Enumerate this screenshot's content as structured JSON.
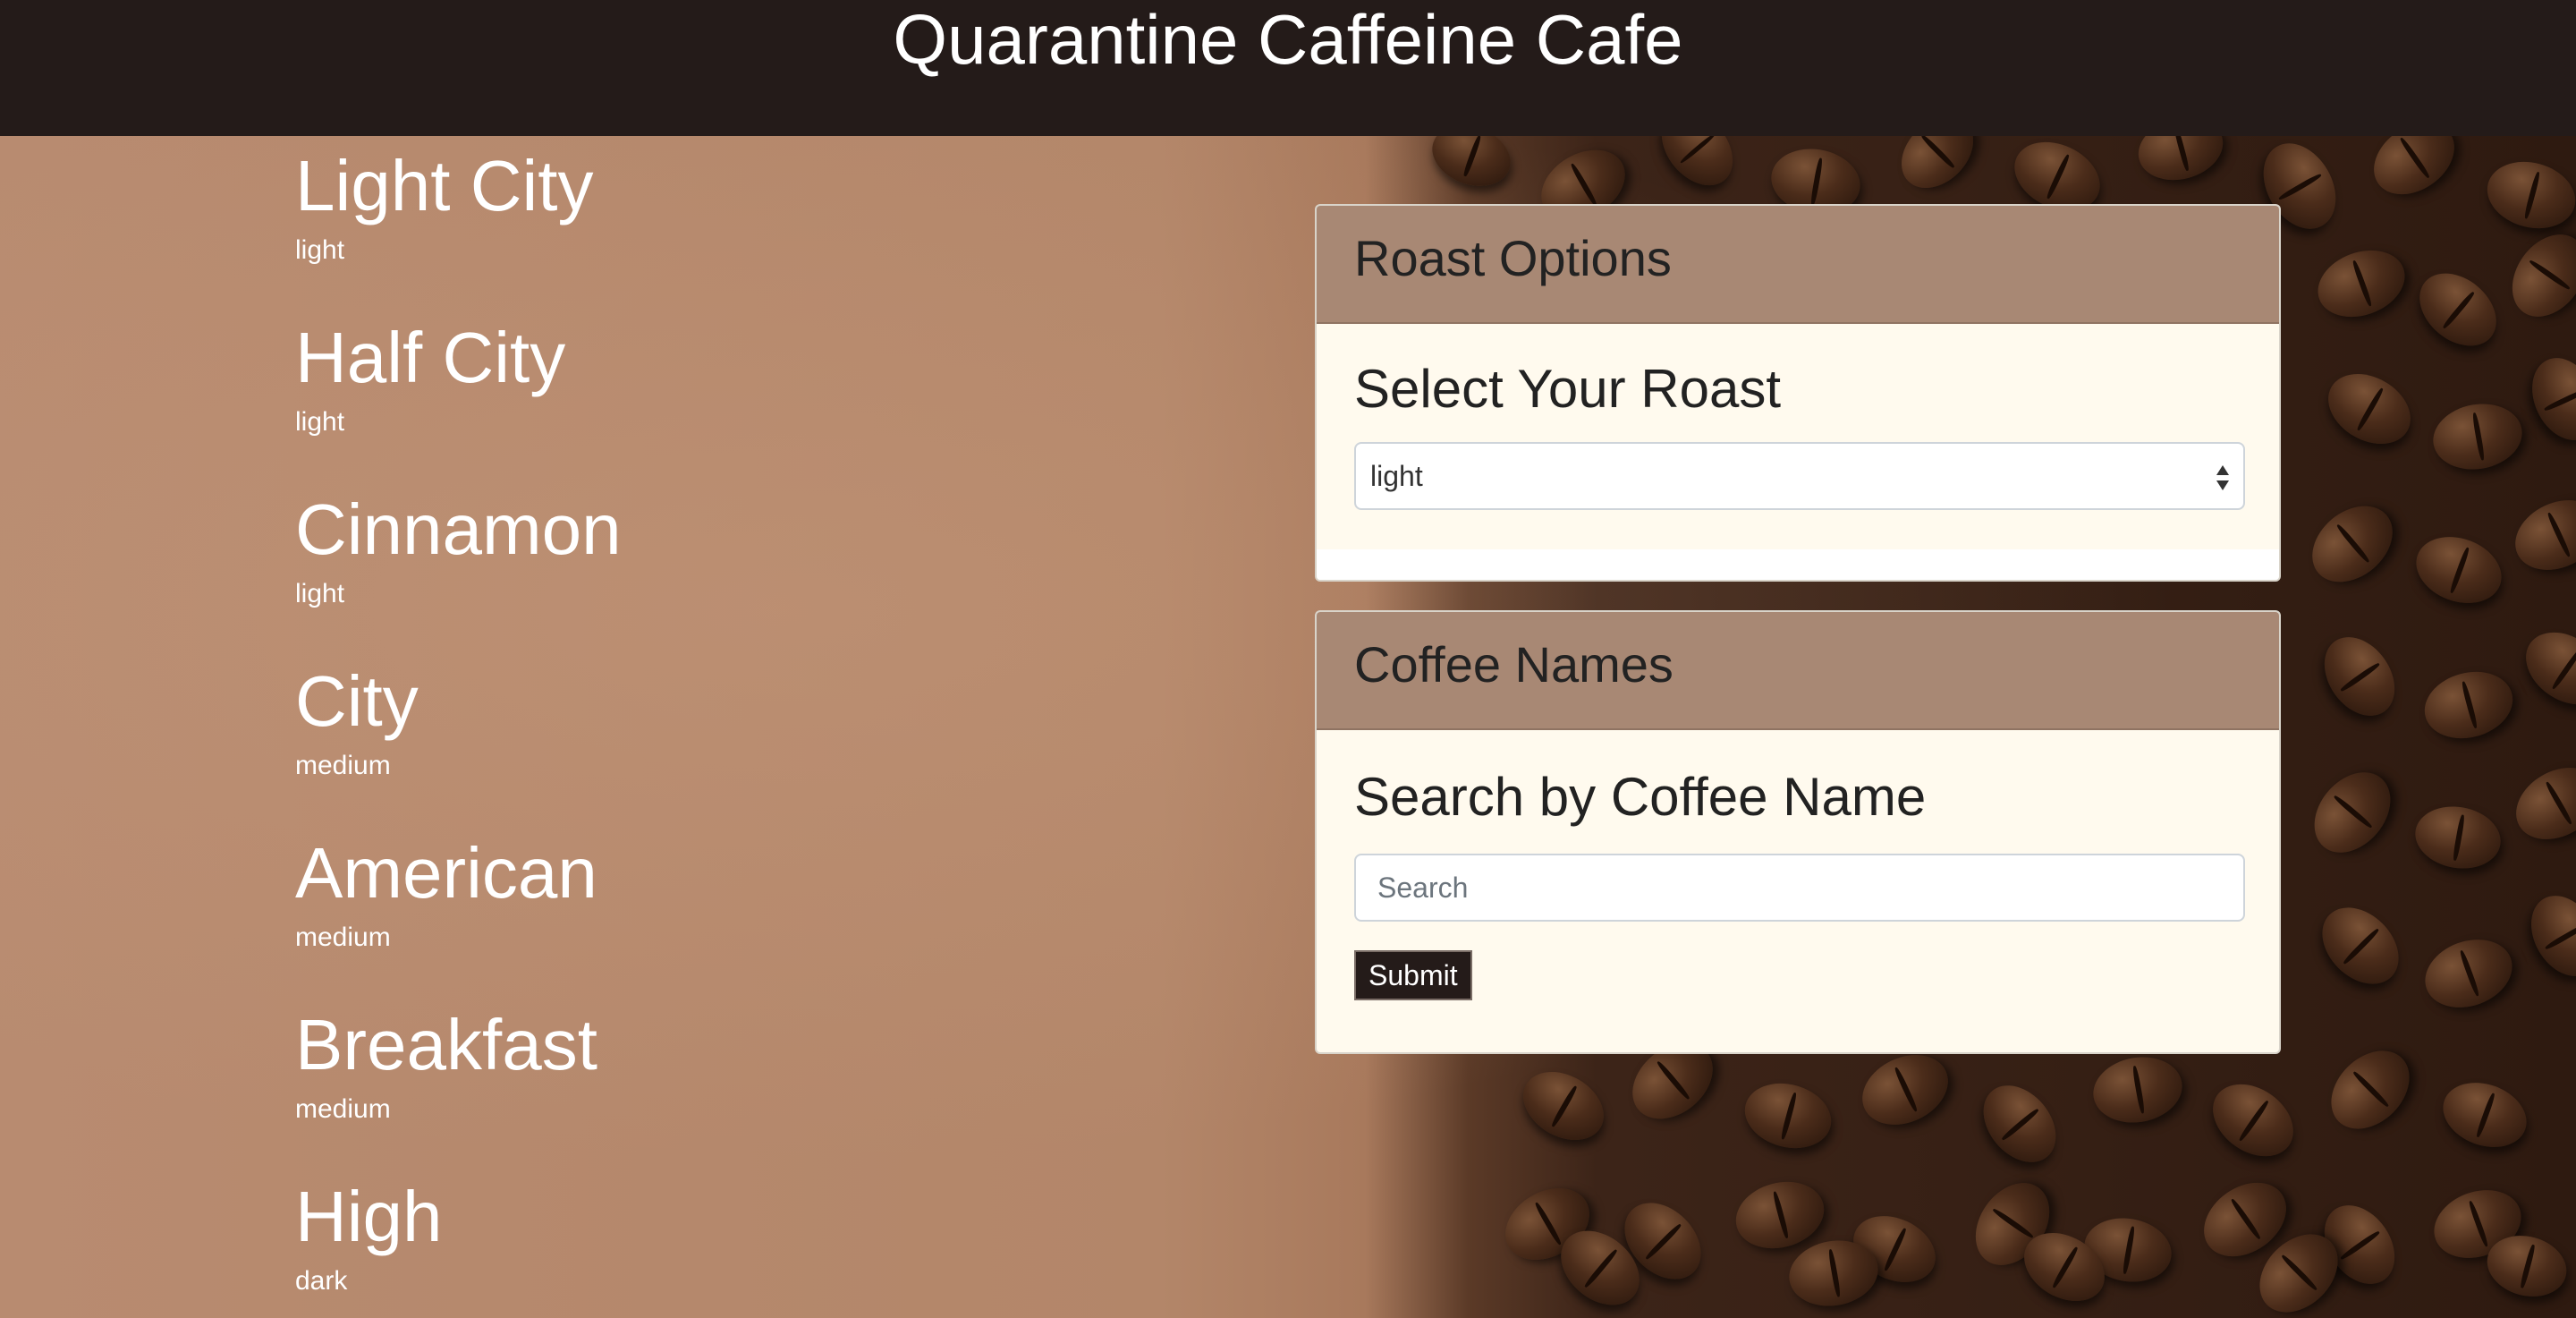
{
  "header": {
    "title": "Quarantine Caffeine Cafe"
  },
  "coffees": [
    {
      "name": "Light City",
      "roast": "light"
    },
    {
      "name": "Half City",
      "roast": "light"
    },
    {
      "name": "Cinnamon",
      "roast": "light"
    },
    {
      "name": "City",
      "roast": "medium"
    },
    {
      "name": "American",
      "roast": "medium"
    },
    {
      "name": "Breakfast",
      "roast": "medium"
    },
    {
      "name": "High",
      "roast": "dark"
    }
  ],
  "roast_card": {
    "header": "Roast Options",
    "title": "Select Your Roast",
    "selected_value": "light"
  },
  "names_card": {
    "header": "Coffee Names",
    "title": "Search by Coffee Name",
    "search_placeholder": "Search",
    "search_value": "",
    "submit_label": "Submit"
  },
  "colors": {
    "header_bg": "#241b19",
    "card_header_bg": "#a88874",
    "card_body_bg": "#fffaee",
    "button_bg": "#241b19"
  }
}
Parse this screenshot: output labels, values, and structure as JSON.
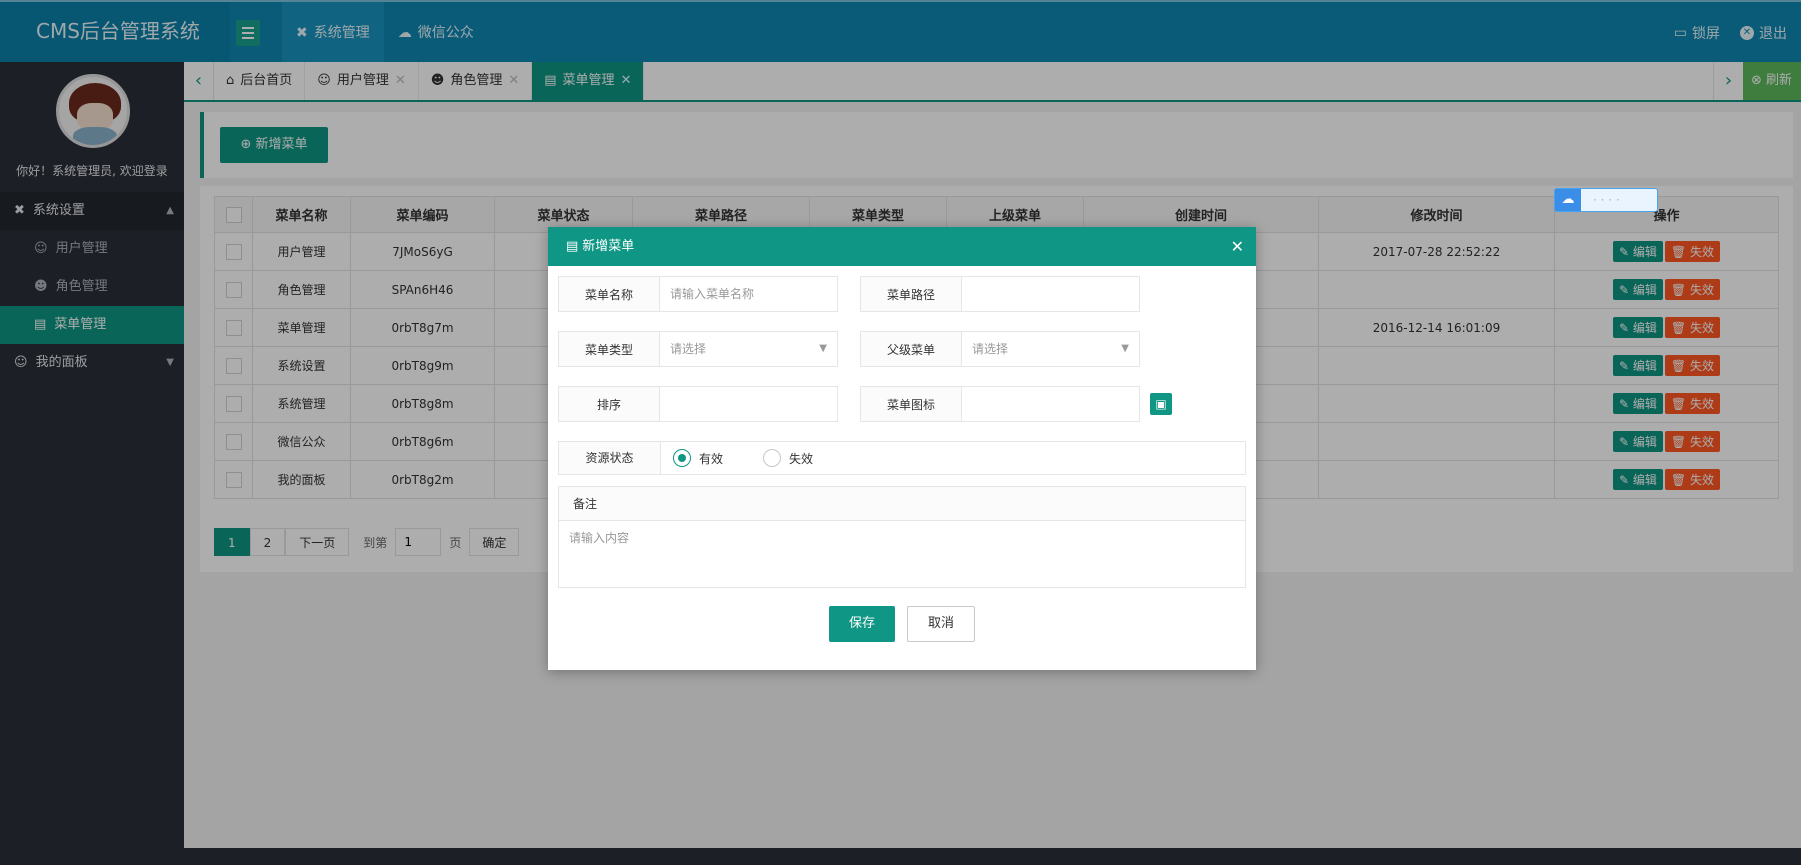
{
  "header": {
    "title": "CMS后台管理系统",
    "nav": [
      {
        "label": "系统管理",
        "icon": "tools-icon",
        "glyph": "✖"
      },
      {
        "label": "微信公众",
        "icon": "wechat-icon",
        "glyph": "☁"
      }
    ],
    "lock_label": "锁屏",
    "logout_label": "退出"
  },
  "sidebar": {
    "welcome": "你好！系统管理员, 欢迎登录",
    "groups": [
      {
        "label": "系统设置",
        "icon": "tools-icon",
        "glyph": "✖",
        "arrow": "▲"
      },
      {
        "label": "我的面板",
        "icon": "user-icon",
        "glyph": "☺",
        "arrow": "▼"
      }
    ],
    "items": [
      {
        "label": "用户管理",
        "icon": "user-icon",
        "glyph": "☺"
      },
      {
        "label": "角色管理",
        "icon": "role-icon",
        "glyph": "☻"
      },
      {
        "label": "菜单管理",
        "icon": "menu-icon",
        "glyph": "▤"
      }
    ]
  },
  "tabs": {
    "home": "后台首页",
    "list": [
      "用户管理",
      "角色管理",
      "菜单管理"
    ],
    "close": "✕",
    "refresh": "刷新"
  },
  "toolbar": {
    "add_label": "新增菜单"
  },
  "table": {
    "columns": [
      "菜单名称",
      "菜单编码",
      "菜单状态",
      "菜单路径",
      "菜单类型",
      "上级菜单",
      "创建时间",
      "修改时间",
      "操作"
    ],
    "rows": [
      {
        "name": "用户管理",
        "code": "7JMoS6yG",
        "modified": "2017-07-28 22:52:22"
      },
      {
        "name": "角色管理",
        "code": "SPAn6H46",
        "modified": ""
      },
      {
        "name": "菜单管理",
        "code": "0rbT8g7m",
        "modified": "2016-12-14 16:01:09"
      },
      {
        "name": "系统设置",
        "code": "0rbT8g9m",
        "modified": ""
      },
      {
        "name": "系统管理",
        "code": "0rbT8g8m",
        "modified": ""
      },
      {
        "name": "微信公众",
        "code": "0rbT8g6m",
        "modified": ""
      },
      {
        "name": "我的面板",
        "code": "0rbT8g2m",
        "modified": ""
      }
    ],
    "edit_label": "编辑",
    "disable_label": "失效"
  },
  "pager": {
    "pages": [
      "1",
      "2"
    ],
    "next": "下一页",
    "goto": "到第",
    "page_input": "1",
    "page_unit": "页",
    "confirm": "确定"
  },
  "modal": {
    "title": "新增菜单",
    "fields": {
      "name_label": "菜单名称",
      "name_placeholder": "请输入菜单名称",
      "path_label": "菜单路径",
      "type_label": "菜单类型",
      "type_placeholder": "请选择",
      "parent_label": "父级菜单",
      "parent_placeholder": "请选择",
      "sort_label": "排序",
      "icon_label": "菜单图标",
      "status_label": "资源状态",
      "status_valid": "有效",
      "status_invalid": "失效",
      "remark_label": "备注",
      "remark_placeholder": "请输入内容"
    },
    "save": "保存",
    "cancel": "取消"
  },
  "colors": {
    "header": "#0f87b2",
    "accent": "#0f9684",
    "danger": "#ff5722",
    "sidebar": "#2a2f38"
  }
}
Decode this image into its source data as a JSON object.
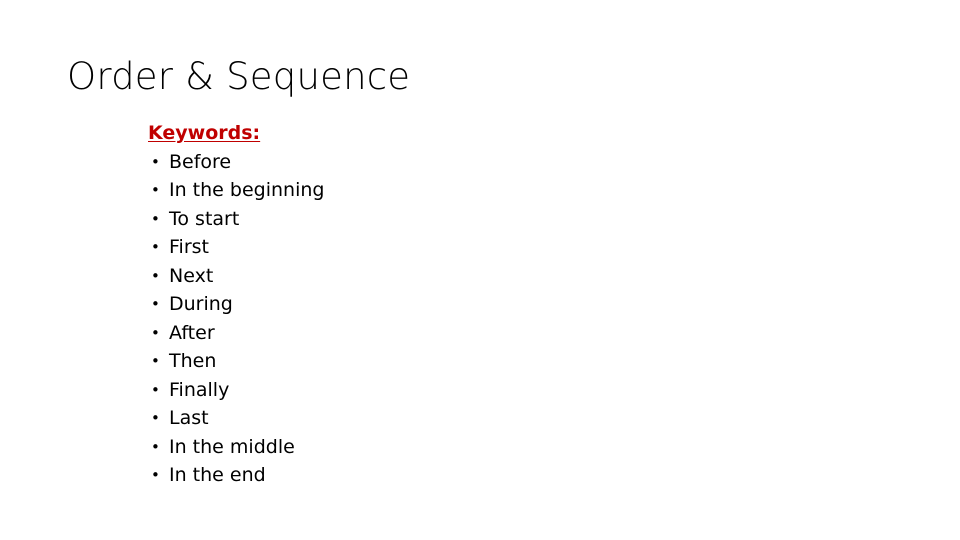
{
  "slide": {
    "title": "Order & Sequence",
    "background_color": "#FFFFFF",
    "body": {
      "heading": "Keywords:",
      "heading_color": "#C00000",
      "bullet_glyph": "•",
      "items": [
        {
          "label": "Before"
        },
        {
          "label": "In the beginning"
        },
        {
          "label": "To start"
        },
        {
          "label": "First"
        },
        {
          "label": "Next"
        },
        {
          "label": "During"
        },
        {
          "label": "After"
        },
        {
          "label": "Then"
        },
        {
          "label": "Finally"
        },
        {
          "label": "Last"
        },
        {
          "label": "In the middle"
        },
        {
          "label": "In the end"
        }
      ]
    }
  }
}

□ □ □ □ □

Exercise task :: Your job is to transcribe the entries above exactly; skip the pictures.

Full answer ::
Enumerate this screenshot's content as structured JSON.
{
  "header": {
    "title": "Quarantine Caffeine Cafe"
  },
  "coffees": [
    {
      "name": "Light City",
      "roast": "light"
    },
    {
      "name": "Half City",
      "roast": "light"
    },
    {
      "name": "Cinnamon",
      "roast": "light"
    },
    {
      "name": "City",
      "roast": "medium"
    },
    {
      "name": "American",
      "roast": "medium"
    },
    {
      "name": "Breakfast",
      "roast": "medium"
    },
    {
      "name": "High",
      "roast": "dark"
    }
  ],
  "roast_card": {
    "header": "Roast Options",
    "title": "Select Your Roast",
    "selected_value": "light"
  },
  "names_card": {
    "header": "Coffee Names",
    "title": "Search by Coffee Name",
    "search_placeholder": "Search",
    "search_value": "",
    "submit_label": "Submit"
  },
  "colors": {
    "header_bg": "#241b19",
    "card_header_bg": "#a88874",
    "card_body_bg": "#fffaee",
    "button_bg": "#241b19"
  }
}
Parse this screenshot: output labels, values, and structure as JSON.
{
  "header": {
    "title": "CMS后台管理系统",
    "nav": [
      {
        "label": "系统管理",
        "icon": "tools-icon",
        "glyph": "✖"
      },
      {
        "label": "微信公众",
        "icon": "wechat-icon",
        "glyph": "☁"
      }
    ],
    "lock_label": "锁屏",
    "logout_label": "退出"
  },
  "sidebar": {
    "welcome": "你好！系统管理员, 欢迎登录",
    "groups": [
      {
        "label": "系统设置",
        "icon": "tools-icon",
        "glyph": "✖",
        "arrow": "▲"
      },
      {
        "label": "我的面板",
        "icon": "user-icon",
        "glyph": "☺",
        "arrow": "▼"
      }
    ],
    "items": [
      {
        "label": "用户管理",
        "icon": "user-icon",
        "glyph": "☺"
      },
      {
        "label": "角色管理",
        "icon": "role-icon",
        "glyph": "☻"
      },
      {
        "label": "菜单管理",
        "icon": "menu-icon",
        "glyph": "▤"
      }
    ]
  },
  "tabs": {
    "home": "后台首页",
    "list": [
      "用户管理",
      "角色管理",
      "菜单管理"
    ],
    "close": "✕",
    "refresh": "刷新"
  },
  "toolbar": {
    "add_label": "新增菜单"
  },
  "table": {
    "columns": [
      "菜单名称",
      "菜单编码",
      "菜单状态",
      "菜单路径",
      "菜单类型",
      "上级菜单",
      "创建时间",
      "修改时间",
      "操作"
    ],
    "rows": [
      {
        "name": "用户管理",
        "code": "7JMoS6yG",
        "modified": "2017-07-28 22:52:22"
      },
      {
        "name": "角色管理",
        "code": "SPAn6H46",
        "modified": ""
      },
      {
        "name": "菜单管理",
        "code": "0rbT8g7m",
        "modified": "2016-12-14 16:01:09"
      },
      {
        "name": "系统设置",
        "code": "0rbT8g9m",
        "modified": ""
      },
      {
        "name": "系统管理",
        "code": "0rbT8g8m",
        "modified": ""
      },
      {
        "name": "微信公众",
        "code": "0rbT8g6m",
        "modified": ""
      },
      {
        "name": "我的面板",
        "code": "0rbT8g2m",
        "modified": ""
      }
    ],
    "edit_label": "编辑",
    "disable_label": "失效"
  },
  "pager": {
    "pages": [
      "1",
      "2"
    ],
    "next": "下一页",
    "goto": "到第",
    "page_input": "1",
    "page_unit": "页",
    "confirm": "确定"
  },
  "modal": {
    "title": "新增菜单",
    "fields": {
      "name_label": "菜单名称",
      "name_placeholder": "请输入菜单名称",
      "path_label": "菜单路径",
      "type_label": "菜单类型",
      "type_placeholder": "请选择",
      "parent_label": "父级菜单",
      "parent_placeholder": "请选择",
      "sort_label": "排序",
      "icon_label": "菜单图标",
      "status_label": "资源状态",
      "status_valid": "有效",
      "status_invalid": "失效",
      "remark_label": "备注",
      "remark_placeholder": "请输入内容"
    },
    "save": "保存",
    "cancel": "取消"
  },
  "colors": {
    "header": "#0f87b2",
    "accent": "#0f9684",
    "danger": "#ff5722",
    "sidebar": "#2a2f38"
  }
}
Decode this image into its source data as a JSON object.
{
  "slide": {
    "title": "Order & Sequence",
    "background_color": "#FFFFFF",
    "body": {
      "heading": "Keywords:",
      "heading_color": "#C00000",
      "bullet_glyph": "•",
      "items": [
        {
          "label": "Before"
        },
        {
          "label": "In the beginning"
        },
        {
          "label": "To start"
        },
        {
          "label": "First"
        },
        {
          "label": "Next"
        },
        {
          "label": "During"
        },
        {
          "label": "After"
        },
        {
          "label": "Then"
        },
        {
          "label": "Finally"
        },
        {
          "label": "Last"
        },
        {
          "label": "In the middle"
        },
        {
          "label": "In the end"
        }
      ]
    }
  }
}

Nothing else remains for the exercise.